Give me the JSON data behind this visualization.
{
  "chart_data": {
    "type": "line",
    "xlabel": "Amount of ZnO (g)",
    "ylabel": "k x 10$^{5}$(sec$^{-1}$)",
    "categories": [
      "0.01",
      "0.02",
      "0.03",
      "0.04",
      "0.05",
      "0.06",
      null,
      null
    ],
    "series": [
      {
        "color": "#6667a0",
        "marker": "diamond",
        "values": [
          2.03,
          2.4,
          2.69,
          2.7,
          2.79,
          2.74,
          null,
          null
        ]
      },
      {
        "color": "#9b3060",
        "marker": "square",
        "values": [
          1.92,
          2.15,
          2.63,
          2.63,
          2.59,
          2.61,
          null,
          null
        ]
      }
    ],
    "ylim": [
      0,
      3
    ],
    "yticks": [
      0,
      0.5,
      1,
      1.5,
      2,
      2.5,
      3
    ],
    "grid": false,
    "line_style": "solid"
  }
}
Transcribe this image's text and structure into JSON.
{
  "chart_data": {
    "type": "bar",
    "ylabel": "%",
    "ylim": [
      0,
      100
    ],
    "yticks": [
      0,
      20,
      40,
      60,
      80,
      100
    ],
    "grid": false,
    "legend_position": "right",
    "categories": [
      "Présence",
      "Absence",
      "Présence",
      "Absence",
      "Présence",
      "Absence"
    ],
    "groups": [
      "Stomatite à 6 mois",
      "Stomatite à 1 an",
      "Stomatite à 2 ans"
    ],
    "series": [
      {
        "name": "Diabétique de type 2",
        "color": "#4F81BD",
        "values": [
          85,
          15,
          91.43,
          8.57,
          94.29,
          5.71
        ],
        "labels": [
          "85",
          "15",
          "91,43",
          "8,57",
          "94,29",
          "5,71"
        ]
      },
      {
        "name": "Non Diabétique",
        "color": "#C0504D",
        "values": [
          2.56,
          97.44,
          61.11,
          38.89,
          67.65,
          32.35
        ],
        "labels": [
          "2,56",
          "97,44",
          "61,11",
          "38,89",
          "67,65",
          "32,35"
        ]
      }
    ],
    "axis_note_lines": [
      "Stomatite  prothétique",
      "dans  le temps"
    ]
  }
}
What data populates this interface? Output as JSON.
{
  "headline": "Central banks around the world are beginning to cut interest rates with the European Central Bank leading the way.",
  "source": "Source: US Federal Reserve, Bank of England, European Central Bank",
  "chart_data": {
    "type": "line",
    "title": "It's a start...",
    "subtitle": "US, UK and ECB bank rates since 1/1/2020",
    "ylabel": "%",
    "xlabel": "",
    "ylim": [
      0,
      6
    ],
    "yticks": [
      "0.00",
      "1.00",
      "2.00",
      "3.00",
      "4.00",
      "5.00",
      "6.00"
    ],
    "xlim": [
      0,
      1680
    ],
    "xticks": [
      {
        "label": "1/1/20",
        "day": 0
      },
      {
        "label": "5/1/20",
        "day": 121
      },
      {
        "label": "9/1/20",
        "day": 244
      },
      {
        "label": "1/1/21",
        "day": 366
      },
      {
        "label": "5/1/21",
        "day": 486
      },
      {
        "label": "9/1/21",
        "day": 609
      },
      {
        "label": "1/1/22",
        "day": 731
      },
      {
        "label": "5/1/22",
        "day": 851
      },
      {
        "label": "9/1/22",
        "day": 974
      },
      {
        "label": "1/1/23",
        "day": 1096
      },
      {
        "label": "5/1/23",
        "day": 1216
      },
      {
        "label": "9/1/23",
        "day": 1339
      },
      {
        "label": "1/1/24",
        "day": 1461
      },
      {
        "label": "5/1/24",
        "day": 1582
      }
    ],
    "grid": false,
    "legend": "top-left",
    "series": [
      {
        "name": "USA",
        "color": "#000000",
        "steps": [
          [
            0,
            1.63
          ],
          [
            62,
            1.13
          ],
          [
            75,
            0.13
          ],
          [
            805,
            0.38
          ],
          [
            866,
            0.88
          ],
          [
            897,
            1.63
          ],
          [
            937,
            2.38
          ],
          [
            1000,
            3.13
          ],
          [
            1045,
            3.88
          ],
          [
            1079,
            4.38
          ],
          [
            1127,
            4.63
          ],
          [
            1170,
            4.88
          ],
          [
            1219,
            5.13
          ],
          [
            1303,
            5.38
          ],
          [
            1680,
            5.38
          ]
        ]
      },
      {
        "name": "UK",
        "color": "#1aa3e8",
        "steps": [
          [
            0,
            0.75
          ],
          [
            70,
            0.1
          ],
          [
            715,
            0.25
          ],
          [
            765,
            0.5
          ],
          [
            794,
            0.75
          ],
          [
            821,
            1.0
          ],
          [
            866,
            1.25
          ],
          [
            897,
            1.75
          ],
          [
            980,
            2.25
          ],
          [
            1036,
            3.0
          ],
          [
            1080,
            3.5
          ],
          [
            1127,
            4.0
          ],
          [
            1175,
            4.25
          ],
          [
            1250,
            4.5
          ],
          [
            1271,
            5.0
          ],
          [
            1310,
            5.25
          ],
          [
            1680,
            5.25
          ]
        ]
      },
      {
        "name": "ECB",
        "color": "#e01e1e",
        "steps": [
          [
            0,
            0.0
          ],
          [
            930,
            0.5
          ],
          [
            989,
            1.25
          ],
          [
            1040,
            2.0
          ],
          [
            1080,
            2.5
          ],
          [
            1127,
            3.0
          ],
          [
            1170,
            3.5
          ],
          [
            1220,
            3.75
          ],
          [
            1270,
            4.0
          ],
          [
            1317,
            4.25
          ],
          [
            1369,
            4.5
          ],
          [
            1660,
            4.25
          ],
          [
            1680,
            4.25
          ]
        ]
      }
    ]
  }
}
########################################
### Your objective
Extract every line above exactly as it stands.

### Exercise solution
Give me the JSON data behind this visualization.
{
  "chart_data": {
    "type": "line",
    "xlabel": "Amount of ZnO (g)",
    "ylabel": "k x 10$^{5}$(sec$^{-1}$)",
    "categories": [
      "0.01",
      "0.02",
      "0.03",
      "0.04",
      "0.05",
      "0.06",
      null,
      null
    ],
    "series": [
      {
        "color": "#6667a0",
        "marker": "diamond",
        "values": [
          2.03,
          2.4,
          2.69,
          2.7,
          2.79,
          2.74,
          null,
          null
        ]
      },
      {
        "color": "#9b3060",
        "marker": "square",
        "values": [
          1.92,
          2.15,
          2.63,
          2.63,
          2.59,
          2.61,
          null,
          null
        ]
      }
    ],
    "ylim": [
      0,
      3
    ],
    "yticks": [
      0,
      0.5,
      1,
      1.5,
      2,
      2.5,
      3
    ],
    "grid": false,
    "line_style": "solid"
  }
}
Transcribe this image's text and structure into JSON.
{
  "chart_data": {
    "type": "bar",
    "ylabel": "%",
    "ylim": [
      0,
      100
    ],
    "yticks": [
      0,
      20,
      40,
      60,
      80,
      100
    ],
    "grid": false,
    "legend_position": "right",
    "categories": [
      "Présence",
      "Absence",
      "Présence",
      "Absence",
      "Présence",
      "Absence"
    ],
    "groups": [
      "Stomatite à 6 mois",
      "Stomatite à 1 an",
      "Stomatite à 2 ans"
    ],
    "series": [
      {
        "name": "Diabétique de type 2",
        "color": "#4F81BD",
        "values": [
          85,
          15,
          91.43,
          8.57,
          94.29,
          5.71
        ],
        "labels": [
          "85",
          "15",
          "91,43",
          "8,57",
          "94,29",
          "5,71"
        ]
      },
      {
        "name": "Non Diabétique",
        "color": "#C0504D",
        "values": [
          2.56,
          97.44,
          61.11,
          38.89,
          67.65,
          32.35
        ],
        "labels": [
          "2,56",
          "97,44",
          "61,11",
          "38,89",
          "67,65",
          "32,35"
        ]
      }
    ],
    "axis_note_lines": [
      "Stomatite  prothétique",
      "dans  le temps"
    ]
  }
}
What data populates this interface? Output as JSON.
{
  "headline": "Central banks around the world are beginning to cut interest rates with the European Central Bank leading the way.",
  "source": "Source: US Federal Reserve, Bank of England, European Central Bank",
  "chart_data": {
    "type": "line",
    "title": "It's a start...",
    "subtitle": "US, UK and ECB bank rates since 1/1/2020",
    "ylabel": "%",
    "xlabel": "",
    "ylim": [
      0,
      6
    ],
    "yticks": [
      "0.00",
      "1.00",
      "2.00",
      "3.00",
      "4.00",
      "5.00",
      "6.00"
    ],
    "xlim": [
      0,
      1680
    ],
    "xticks": [
      {
        "label": "1/1/20",
        "day": 0
      },
      {
        "label": "5/1/20",
        "day": 121
      },
      {
        "label": "9/1/20",
        "day": 244
      },
      {
        "label": "1/1/21",
        "day": 366
      },
      {
        "label": "5/1/21",
        "day": 486
      },
      {
        "label": "9/1/21",
        "day": 609
      },
      {
        "label": "1/1/22",
        "day": 731
      },
      {
        "label": "5/1/22",
        "day": 851
      },
      {
        "label": "9/1/22",
        "day": 974
      },
      {
        "label": "1/1/23",
        "day": 1096
      },
      {
        "label": "5/1/23",
        "day": 1216
      },
      {
        "label": "9/1/23",
        "day": 1339
      },
      {
        "label": "1/1/24",
        "day": 1461
      },
      {
        "label": "5/1/24",
        "day": 1582
      }
    ],
    "grid": false,
    "legend": "top-left",
    "series": [
      {
        "name": "USA",
        "color": "#000000",
        "steps": [
          [
            0,
            1.63
          ],
          [
            62,
            1.13
          ],
          [
            75,
            0.13
          ],
          [
            805,
            0.38
          ],
          [
            866,
            0.88
          ],
          [
            897,
            1.63
          ],
          [
            937,
            2.38
          ],
          [
            1000,
            3.13
          ],
          [
            1045,
            3.88
          ],
          [
            1079,
            4.38
          ],
          [
            1127,
            4.63
          ],
          [
            1170,
            4.88
          ],
          [
            1219,
            5.13
          ],
          [
            1303,
            5.38
          ],
          [
            1680,
            5.38
          ]
        ]
      },
      {
        "name": "UK",
        "color": "#1aa3e8",
        "steps": [
          [
            0,
            0.75
          ],
          [
            70,
            0.1
          ],
          [
            715,
            0.25
          ],
          [
            765,
            0.5
          ],
          [
            794,
            0.75
          ],
          [
            821,
            1.0
          ],
          [
            866,
            1.25
          ],
          [
            897,
            1.75
          ],
          [
            980,
            2.25
          ],
          [
            1036,
            3.0
          ],
          [
            1080,
            3.5
          ],
          [
            1127,
            4.0
          ],
          [
            1175,
            4.25
          ],
          [
            1250,
            4.5
          ],
          [
            1271,
            5.0
          ],
          [
            1310,
            5.25
          ],
          [
            1680,
            5.25
          ]
        ]
      },
      {
        "name": "ECB",
        "color": "#e01e1e",
        "steps": [
          [
            0,
            0.0
          ],
          [
            930,
            0.5
          ],
          [
            989,
            1.25
          ],
          [
            1040,
            2.0
          ],
          [
            1080,
            2.5
          ],
          [
            1127,
            3.0
          ],
          [
            1170,
            3.5
          ],
          [
            1220,
            3.75
          ],
          [
            1270,
            4.0
          ],
          [
            1317,
            4.25
          ],
          [
            1369,
            4.5
          ],
          [
            1660,
            4.25
          ],
          [
            1680,
            4.25
          ]
        ]
      }
    ]
  }
}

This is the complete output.